▸ Objective
Without including any pictures, write out all the entries exactly.

★ ★ ★ ★

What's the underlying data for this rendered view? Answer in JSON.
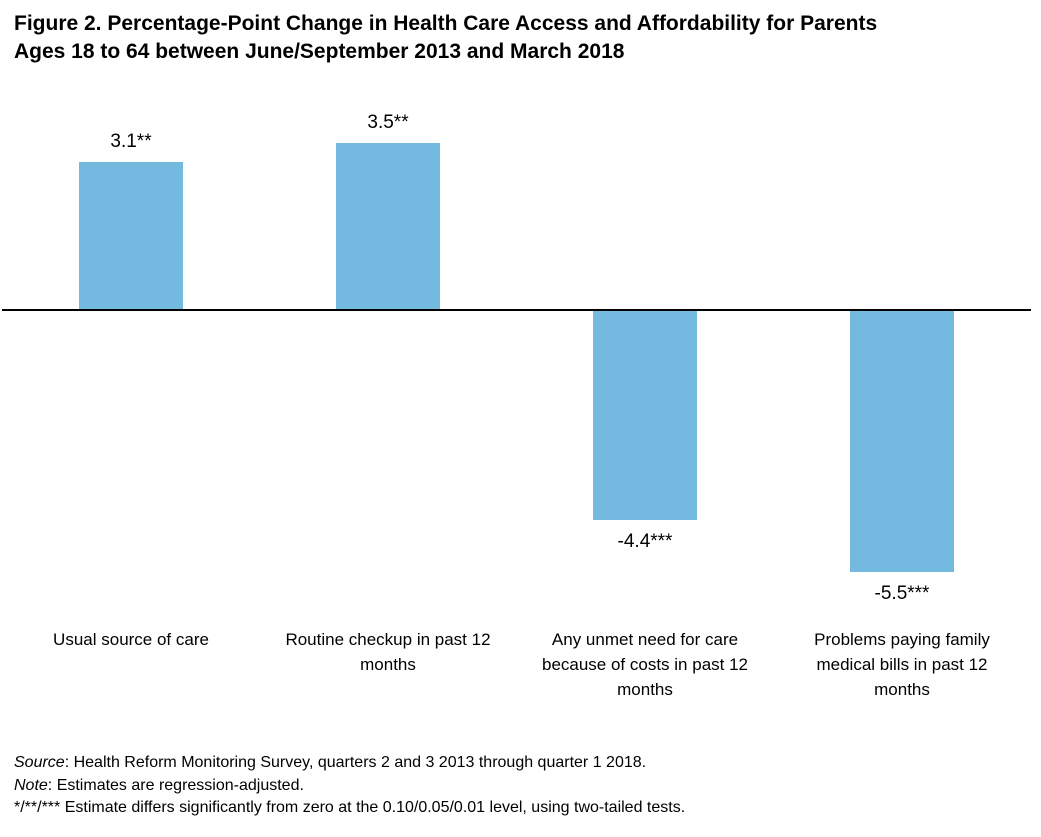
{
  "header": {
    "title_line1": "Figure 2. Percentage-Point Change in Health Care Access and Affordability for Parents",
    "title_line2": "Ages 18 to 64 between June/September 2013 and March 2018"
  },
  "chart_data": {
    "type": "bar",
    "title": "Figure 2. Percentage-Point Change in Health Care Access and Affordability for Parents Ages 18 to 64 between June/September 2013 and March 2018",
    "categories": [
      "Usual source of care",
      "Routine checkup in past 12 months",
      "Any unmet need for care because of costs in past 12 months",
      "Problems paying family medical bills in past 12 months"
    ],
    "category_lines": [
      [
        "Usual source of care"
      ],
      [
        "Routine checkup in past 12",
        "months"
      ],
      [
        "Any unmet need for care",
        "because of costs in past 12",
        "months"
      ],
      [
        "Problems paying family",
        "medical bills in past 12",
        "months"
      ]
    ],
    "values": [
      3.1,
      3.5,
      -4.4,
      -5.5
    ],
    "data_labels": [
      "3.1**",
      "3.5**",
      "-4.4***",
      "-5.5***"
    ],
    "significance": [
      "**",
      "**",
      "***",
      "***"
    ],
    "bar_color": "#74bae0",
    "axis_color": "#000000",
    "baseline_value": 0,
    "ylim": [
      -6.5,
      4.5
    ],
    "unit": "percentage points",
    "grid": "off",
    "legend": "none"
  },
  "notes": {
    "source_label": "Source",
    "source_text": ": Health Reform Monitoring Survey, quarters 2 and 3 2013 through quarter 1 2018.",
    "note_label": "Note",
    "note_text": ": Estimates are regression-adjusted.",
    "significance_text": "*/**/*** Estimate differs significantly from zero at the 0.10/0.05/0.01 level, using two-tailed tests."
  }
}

★ ★ ★ ★

▸ Result
What's the underlying data for this rendered view? Answer in JSON.
{
  "header": {
    "title_line1": "Figure 2. Percentage-Point Change in Health Care Access and Affordability for Parents",
    "title_line2": "Ages 18 to 64 between June/September 2013 and March 2018"
  },
  "chart_data": {
    "type": "bar",
    "title": "Figure 2. Percentage-Point Change in Health Care Access and Affordability for Parents Ages 18 to 64 between June/September 2013 and March 2018",
    "categories": [
      "Usual source of care",
      "Routine checkup in past 12 months",
      "Any unmet need for care because of costs in past 12 months",
      "Problems paying family medical bills in past 12 months"
    ],
    "category_lines": [
      [
        "Usual source of care"
      ],
      [
        "Routine checkup in past 12",
        "months"
      ],
      [
        "Any unmet need for care",
        "because of costs in past 12",
        "months"
      ],
      [
        "Problems paying family",
        "medical bills in past 12",
        "months"
      ]
    ],
    "values": [
      3.1,
      3.5,
      -4.4,
      -5.5
    ],
    "data_labels": [
      "3.1**",
      "3.5**",
      "-4.4***",
      "-5.5***"
    ],
    "significance": [
      "**",
      "**",
      "***",
      "***"
    ],
    "bar_color": "#74bae0",
    "axis_color": "#000000",
    "baseline_value": 0,
    "ylim": [
      -6.5,
      4.5
    ],
    "unit": "percentage points",
    "grid": "off",
    "legend": "none"
  },
  "notes": {
    "source_label": "Source",
    "source_text": ": Health Reform Monitoring Survey, quarters 2 and 3 2013 through quarter 1 2018.",
    "note_label": "Note",
    "note_text": ": Estimates are regression-adjusted.",
    "significance_text": "*/**/*** Estimate differs significantly from zero at the 0.10/0.05/0.01 level, using two-tailed tests."
  }
}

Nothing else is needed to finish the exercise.